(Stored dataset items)
►
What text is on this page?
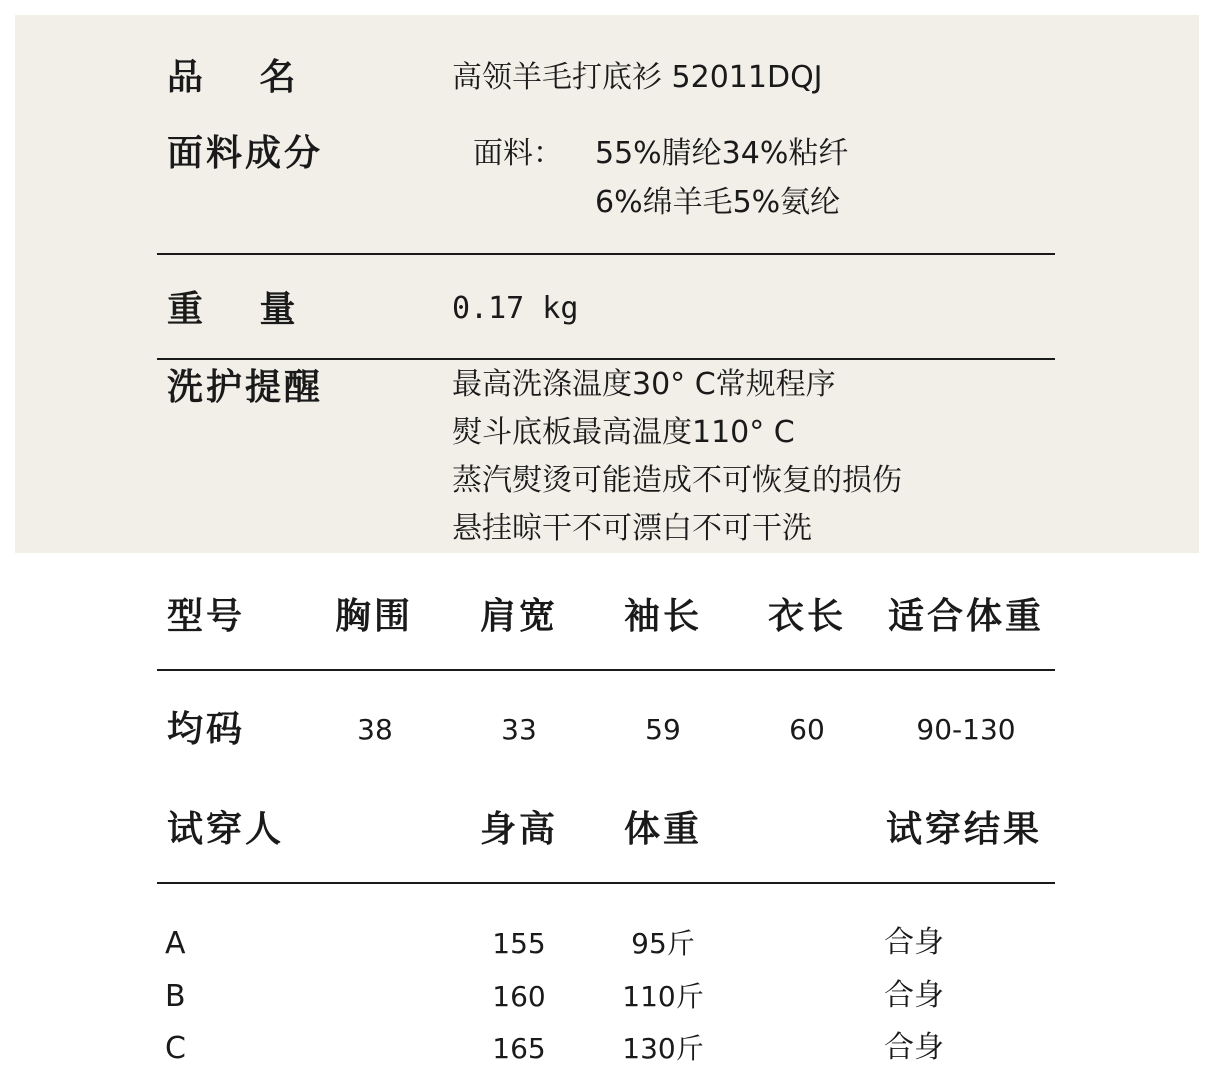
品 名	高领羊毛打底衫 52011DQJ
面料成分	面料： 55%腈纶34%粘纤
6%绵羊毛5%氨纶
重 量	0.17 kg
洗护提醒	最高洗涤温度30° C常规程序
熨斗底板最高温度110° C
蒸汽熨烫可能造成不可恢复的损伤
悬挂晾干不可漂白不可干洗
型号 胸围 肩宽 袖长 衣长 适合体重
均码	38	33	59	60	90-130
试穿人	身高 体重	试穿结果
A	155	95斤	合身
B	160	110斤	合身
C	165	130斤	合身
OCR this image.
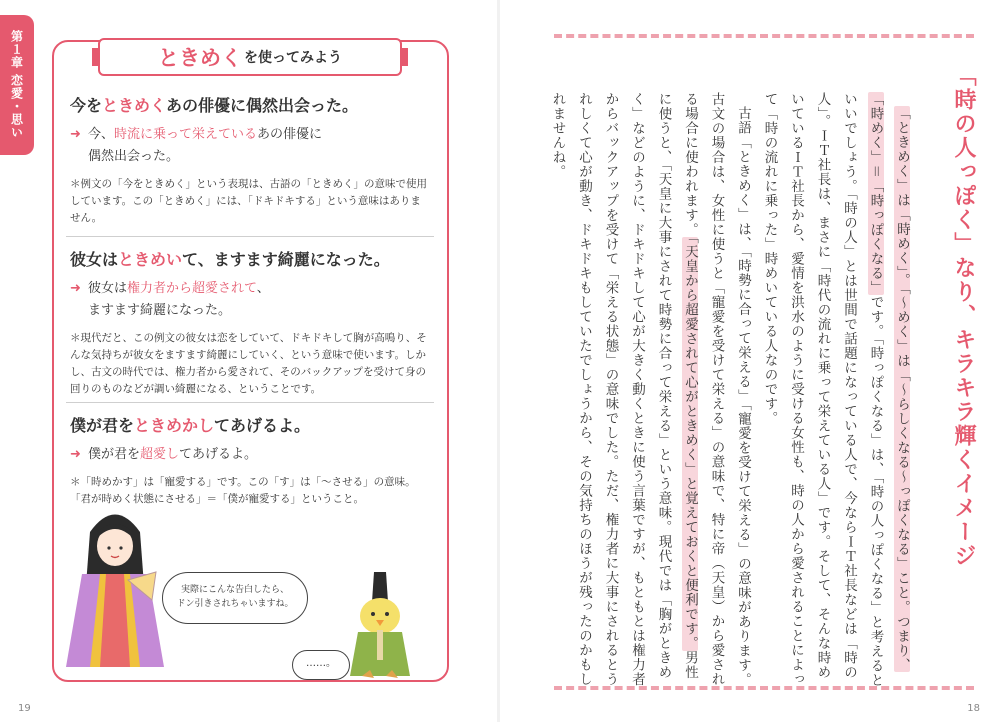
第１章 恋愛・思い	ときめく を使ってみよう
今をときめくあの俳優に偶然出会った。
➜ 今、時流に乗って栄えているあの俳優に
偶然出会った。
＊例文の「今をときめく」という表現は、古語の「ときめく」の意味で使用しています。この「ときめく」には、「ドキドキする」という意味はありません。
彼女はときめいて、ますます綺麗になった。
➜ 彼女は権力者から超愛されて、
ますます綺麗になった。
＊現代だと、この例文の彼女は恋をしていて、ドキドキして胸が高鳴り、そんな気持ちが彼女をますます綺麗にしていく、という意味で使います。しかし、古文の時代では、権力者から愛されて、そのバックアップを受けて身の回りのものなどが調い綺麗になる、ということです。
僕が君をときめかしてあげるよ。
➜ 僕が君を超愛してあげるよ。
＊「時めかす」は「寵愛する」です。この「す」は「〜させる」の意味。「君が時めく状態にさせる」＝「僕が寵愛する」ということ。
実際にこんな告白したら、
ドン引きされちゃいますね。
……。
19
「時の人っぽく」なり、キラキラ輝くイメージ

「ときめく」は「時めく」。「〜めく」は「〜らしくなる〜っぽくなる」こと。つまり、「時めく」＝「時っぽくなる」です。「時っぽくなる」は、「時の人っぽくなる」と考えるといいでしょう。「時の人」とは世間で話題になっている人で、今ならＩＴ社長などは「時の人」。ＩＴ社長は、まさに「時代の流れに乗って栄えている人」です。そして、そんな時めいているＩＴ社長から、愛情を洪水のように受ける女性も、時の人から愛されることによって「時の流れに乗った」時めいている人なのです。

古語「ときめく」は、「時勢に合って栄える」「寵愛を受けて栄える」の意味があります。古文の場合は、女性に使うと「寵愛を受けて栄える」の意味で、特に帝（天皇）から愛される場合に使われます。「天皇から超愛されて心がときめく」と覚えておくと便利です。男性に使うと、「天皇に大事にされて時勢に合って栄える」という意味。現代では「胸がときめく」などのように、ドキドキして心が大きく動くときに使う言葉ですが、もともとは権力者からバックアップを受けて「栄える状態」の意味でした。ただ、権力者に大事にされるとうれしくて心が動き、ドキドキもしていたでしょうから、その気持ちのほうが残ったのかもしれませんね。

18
◄
►
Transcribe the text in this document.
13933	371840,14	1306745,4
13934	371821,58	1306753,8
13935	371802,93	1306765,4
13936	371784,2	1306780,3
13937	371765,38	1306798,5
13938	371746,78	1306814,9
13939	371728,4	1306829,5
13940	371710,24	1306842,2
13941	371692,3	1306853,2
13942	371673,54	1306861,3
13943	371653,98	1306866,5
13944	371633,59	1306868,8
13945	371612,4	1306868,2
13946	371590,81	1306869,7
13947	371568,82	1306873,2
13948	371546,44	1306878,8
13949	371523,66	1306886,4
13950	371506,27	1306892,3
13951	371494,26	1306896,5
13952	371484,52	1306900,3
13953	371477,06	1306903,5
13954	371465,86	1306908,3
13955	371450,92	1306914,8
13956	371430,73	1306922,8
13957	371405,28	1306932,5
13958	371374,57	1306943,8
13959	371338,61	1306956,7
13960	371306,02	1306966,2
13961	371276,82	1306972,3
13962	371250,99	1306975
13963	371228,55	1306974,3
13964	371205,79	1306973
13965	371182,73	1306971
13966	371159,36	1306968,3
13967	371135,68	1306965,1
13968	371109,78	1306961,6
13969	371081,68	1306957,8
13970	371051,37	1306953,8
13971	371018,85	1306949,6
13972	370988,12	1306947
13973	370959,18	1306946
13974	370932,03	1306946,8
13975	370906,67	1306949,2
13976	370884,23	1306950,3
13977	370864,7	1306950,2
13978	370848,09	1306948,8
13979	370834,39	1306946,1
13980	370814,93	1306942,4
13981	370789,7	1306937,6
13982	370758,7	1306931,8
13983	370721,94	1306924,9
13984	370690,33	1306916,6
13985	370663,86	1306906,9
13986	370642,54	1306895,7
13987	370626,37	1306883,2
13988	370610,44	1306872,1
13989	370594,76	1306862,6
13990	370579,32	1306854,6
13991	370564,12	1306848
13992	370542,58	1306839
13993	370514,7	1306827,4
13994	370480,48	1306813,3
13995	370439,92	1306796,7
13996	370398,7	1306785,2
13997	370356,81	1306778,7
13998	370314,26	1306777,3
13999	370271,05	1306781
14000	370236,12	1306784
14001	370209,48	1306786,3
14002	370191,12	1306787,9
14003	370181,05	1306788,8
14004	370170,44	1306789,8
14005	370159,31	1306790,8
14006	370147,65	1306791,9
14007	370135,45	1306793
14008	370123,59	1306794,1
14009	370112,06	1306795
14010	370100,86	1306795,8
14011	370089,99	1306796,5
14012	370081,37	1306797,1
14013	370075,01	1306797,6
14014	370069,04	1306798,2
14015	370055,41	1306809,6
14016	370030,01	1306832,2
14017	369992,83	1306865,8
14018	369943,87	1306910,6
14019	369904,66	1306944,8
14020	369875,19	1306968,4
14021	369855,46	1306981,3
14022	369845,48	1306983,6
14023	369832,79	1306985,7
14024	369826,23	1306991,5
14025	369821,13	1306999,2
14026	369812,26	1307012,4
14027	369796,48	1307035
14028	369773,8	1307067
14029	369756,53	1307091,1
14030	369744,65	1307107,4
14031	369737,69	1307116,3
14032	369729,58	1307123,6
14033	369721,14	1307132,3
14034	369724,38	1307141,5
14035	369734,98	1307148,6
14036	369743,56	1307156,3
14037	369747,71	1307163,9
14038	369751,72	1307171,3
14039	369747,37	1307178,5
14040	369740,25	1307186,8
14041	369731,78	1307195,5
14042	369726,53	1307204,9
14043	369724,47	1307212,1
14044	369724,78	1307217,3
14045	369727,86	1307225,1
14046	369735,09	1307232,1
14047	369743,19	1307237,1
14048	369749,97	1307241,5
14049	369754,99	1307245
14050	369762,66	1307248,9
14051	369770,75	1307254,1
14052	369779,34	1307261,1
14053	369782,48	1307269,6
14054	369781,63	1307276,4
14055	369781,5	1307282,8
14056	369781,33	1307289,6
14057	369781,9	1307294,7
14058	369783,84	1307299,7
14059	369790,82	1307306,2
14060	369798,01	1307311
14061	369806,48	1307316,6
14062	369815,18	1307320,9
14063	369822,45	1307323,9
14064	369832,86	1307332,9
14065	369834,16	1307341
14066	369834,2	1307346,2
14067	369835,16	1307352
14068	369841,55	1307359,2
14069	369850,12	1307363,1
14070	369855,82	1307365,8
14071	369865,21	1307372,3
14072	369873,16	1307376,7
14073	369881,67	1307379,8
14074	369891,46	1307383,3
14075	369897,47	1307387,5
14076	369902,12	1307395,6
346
◄
◆ **WHAT IS EXPECTED**: In the entries above, count each line that holds "this". Give the total and nothing else.

◆ **REPLY**: 3